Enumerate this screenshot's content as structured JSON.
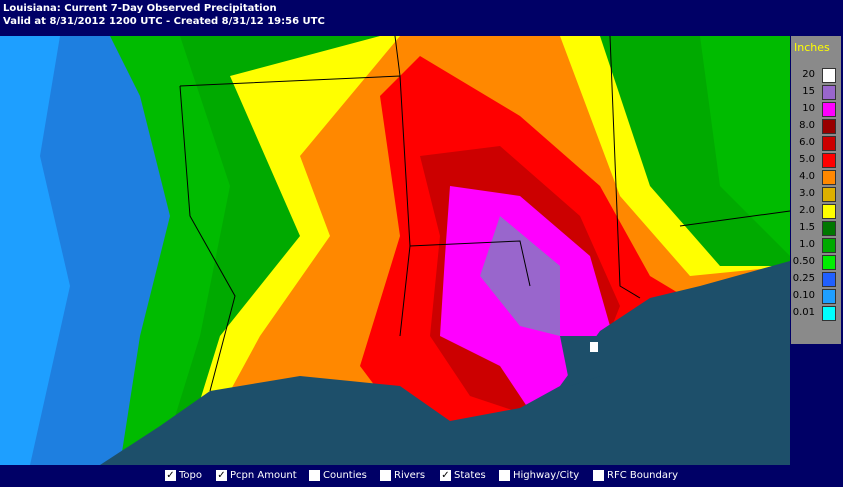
{
  "header": {
    "title": "Louisiana: Current 7-Day Observed Precipitation",
    "subtitle": "Valid at 8/31/2012 1200 UTC - Created 8/31/12 19:56 UTC"
  },
  "legend": {
    "title": "Inches",
    "items": [
      {
        "label": "20",
        "color": "#ffffff"
      },
      {
        "label": "15",
        "color": "#9966cc"
      },
      {
        "label": "10",
        "color": "#ff00ff"
      },
      {
        "label": "8.0",
        "color": "#990000"
      },
      {
        "label": "6.0",
        "color": "#cc0000"
      },
      {
        "label": "5.0",
        "color": "#ff0000"
      },
      {
        "label": "4.0",
        "color": "#ff8800"
      },
      {
        "label": "3.0",
        "color": "#ddb000"
      },
      {
        "label": "2.0",
        "color": "#ffff00"
      },
      {
        "label": "1.5",
        "color": "#007700"
      },
      {
        "label": "1.0",
        "color": "#00aa00"
      },
      {
        "label": "0.50",
        "color": "#00ee00"
      },
      {
        "label": "0.25",
        "color": "#2060ff"
      },
      {
        "label": "0.10",
        "color": "#1e9fff"
      },
      {
        "label": "0.01",
        "color": "#00ffff"
      }
    ]
  },
  "layers": [
    {
      "label": "Topo",
      "checked": true
    },
    {
      "label": "Pcpn Amount",
      "checked": true
    },
    {
      "label": "Counties",
      "checked": false
    },
    {
      "label": "Rivers",
      "checked": false
    },
    {
      "label": "States",
      "checked": true
    },
    {
      "label": "Highway/City",
      "checked": false
    },
    {
      "label": "RFC Boundary",
      "checked": false
    }
  ]
}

▬▬▬▬▬▬▬▬▬▬

Omit every image. Quote each record exactly.

Enumerate this screenshot's content as structured JSON.
{
  "header": {
    "title": "Louisiana: Current 7-Day Observed Precipitation",
    "subtitle": "Valid at 8/31/2012 1200 UTC - Created 8/31/12 19:56 UTC"
  },
  "legend": {
    "title": "Inches",
    "items": [
      {
        "label": "20",
        "color": "#ffffff"
      },
      {
        "label": "15",
        "color": "#9966cc"
      },
      {
        "label": "10",
        "color": "#ff00ff"
      },
      {
        "label": "8.0",
        "color": "#990000"
      },
      {
        "label": "6.0",
        "color": "#cc0000"
      },
      {
        "label": "5.0",
        "color": "#ff0000"
      },
      {
        "label": "4.0",
        "color": "#ff8800"
      },
      {
        "label": "3.0",
        "color": "#ddb000"
      },
      {
        "label": "2.0",
        "color": "#ffff00"
      },
      {
        "label": "1.5",
        "color": "#007700"
      },
      {
        "label": "1.0",
        "color": "#00aa00"
      },
      {
        "label": "0.50",
        "color": "#00ee00"
      },
      {
        "label": "0.25",
        "color": "#2060ff"
      },
      {
        "label": "0.10",
        "color": "#1e9fff"
      },
      {
        "label": "0.01",
        "color": "#00ffff"
      }
    ]
  },
  "layers": [
    {
      "label": "Topo",
      "checked": true
    },
    {
      "label": "Pcpn Amount",
      "checked": true
    },
    {
      "label": "Counties",
      "checked": false
    },
    {
      "label": "Rivers",
      "checked": false
    },
    {
      "label": "States",
      "checked": true
    },
    {
      "label": "Highway/City",
      "checked": false
    },
    {
      "label": "RFC Boundary",
      "checked": false
    }
  ]
}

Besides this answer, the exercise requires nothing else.